▶ WHAT YOU WILL DO
Write every entry out again exactly, please, and skip the pictures.

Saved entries
★ ★ ★

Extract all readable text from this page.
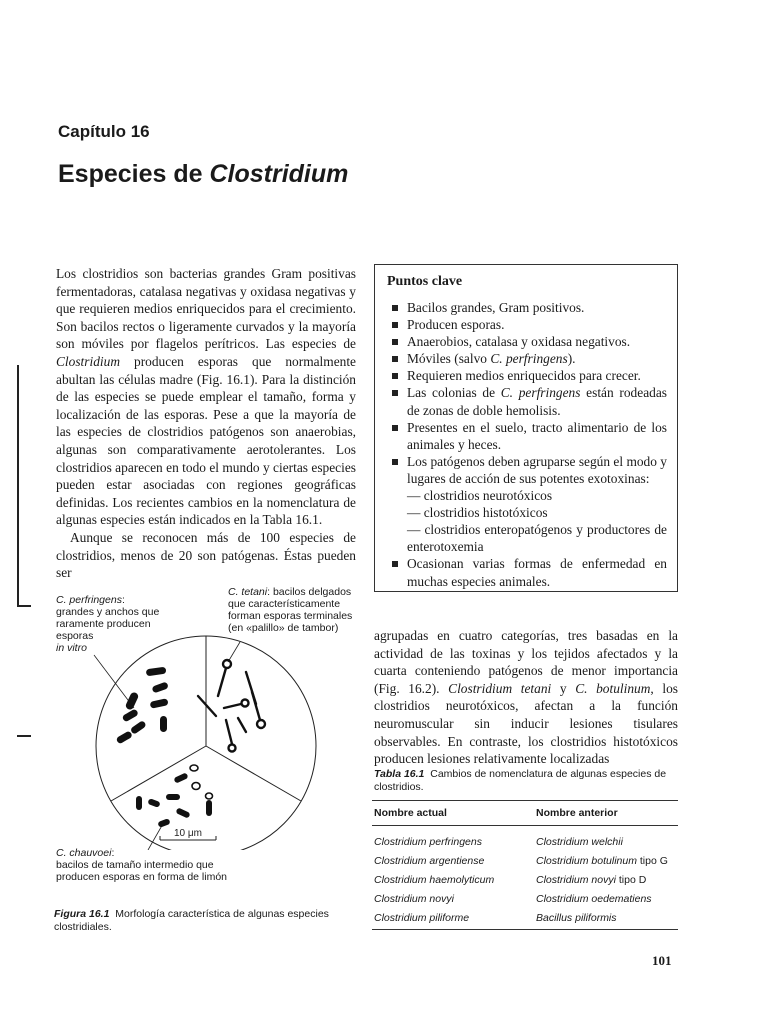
Capítulo 16
Especies de Clostridium

Los clostridios son bacterias grandes Gram positivas fermentadoras, catalasa negativas y oxidasa negativas y que requieren medios enriquecidos para el crecimiento. Son bacilos rectos o ligeramente curvados y la mayoría son móviles por flagelos perítricos. Las especies de Clostridium producen esporas que normalmente abultan las células madre (Fig. 16.1). Para la distinción de las especies se puede emplear el tamaño, forma y localización de las esporas. Pese a que la mayoría de las especies de clostridios patógenos son anaerobias, algunas son comparativamente aerotolerantes. Los clostridios aparecen en todo el mundo y ciertas especies pueden estar asociadas con regiones geográficas definidas. Los recientes cambios en la nomenclatura de algunas especies están indicados en la Tabla 16.1.

Aunque se reconocen más de 100 especies de clostridios, menos de 20 son patógenas. Éstas pueden ser

Puntos clave
Bacilos grandes, Gram positivos.
Producen esporas.
Anaerobios, catalasa y oxidasa negativos.
Móviles (salvo C. perfringens).
Requieren medios enriquecidos para crecer.
Las colonias de C. perfringens están rodeadas de zonas de doble hemolisis.
Presentes en el suelo, tracto alimentario de los animales y heces.
Los patógenos deben agruparse según el modo y lugares de acción de sus potentes exotoxinas:
— clostridios neurotóxicos
— clostridios histotóxicos
— clostridios enteropatógenos y productores de enterotoxemia
Ocasionan varias formas de enfermedad en muchas especies animales.

agrupadas en cuatro categorías, tres basadas en la actividad de las toxinas y los tejidos afectados y la cuarta conteniendo patógenos de menor importancia (Fig. 16.2). Clostridium tetani y C. botulinum, los clostridios neurotóxicos, afectan a la función neuromuscular sin inducir lesiones tisulares observables. En contraste, los clostridios histotóxicos producen lesiones relativamente localizadas

Tabla 16.1 Cambios de nomenclatura de algunas especies de clostridios.
Nombre actual	Nombre anterior
Clostridium perfringens	Clostridium welchii
Clostridium argentiense	Clostridium botulinum tipo G
Clostridium haemolyticum	Clostridium novyi tipo D
Clostridium novyi	Clostridium oedematiens
Clostridium piliforme	Bacillus piliformis
C. perfringens:
grandes y anchos que raramente producen esporas
in vitro
C. tetani: bacilos delgados que característicamente forman esporas terminales (en «palillo» de tambor)
C. chauvoei:
bacilos de tamaño intermedio que producen esporas en forma de limón
10 μm
Figura 16.1 Morfología característica de algunas especies clostridiales.
101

★ ★ ★

▶ REPLY TO THE TASK
Extract all readable text from this page.
Capítulo 16
Especies de Clostridium

Los clostridios son bacterias grandes Gram positivas fermentadoras, catalasa negativas y oxidasa negativas y que requieren medios enriquecidos para el crecimiento. Son bacilos rectos o ligeramente curvados y la mayoría son móviles por flagelos perítricos. Las especies de Clostridium producen esporas que normalmente abultan las células madre (Fig. 16.1). Para la distinción de las especies se puede emplear el tamaño, forma y localización de las esporas. Pese a que la mayoría de las especies de clostridios patógenos son anaerobias, algunas son comparativamente aerotolerantes. Los clostridios aparecen en todo el mundo y ciertas especies pueden estar asociadas con regiones geográficas definidas. Los recientes cambios en la nomenclatura de algunas especies están indicados en la Tabla 16.1.

Aunque se reconocen más de 100 especies de clostridios, menos de 20 son patógenas. Éstas pueden ser

Puntos clave
Bacilos grandes, Gram positivos.
Producen esporas.
Anaerobios, catalasa y oxidasa negativos.
Móviles (salvo C. perfringens).
Requieren medios enriquecidos para crecer.
Las colonias de C. perfringens están rodeadas de zonas de doble hemolisis.
Presentes en el suelo, tracto alimentario de los animales y heces.
Los patógenos deben agruparse según el modo y lugares de acción de sus potentes exotoxinas:
— clostridios neurotóxicos
— clostridios histotóxicos
— clostridios enteropatógenos y productores de enterotoxemia
Ocasionan varias formas de enfermedad en muchas especies animales.

agrupadas en cuatro categorías, tres basadas en la actividad de las toxinas y los tejidos afectados y la cuarta conteniendo patógenos de menor importancia (Fig. 16.2). Clostridium tetani y C. botulinum, los clostridios neurotóxicos, afectan a la función neuromuscular sin inducir lesiones tisulares observables. En contraste, los clostridios histotóxicos producen lesiones relativamente localizadas

Tabla 16.1 Cambios de nomenclatura de algunas especies de clostridios.
Nombre actual	Nombre anterior
Clostridium perfringens	Clostridium welchii
Clostridium argentiense	Clostridium botulinum tipo G
Clostridium haemolyticum	Clostridium novyi tipo D
Clostridium novyi	Clostridium oedematiens
Clostridium piliforme	Bacillus piliformis
C. perfringens:
grandes y anchos que raramente producen esporas
in vitro
C. tetani: bacilos delgados que característicamente forman esporas terminales (en «palillo» de tambor)
C. chauvoei:
bacilos de tamaño intermedio que producen esporas en forma de limón
10 μm
Figura 16.1 Morfología característica de algunas especies clostridiales.
101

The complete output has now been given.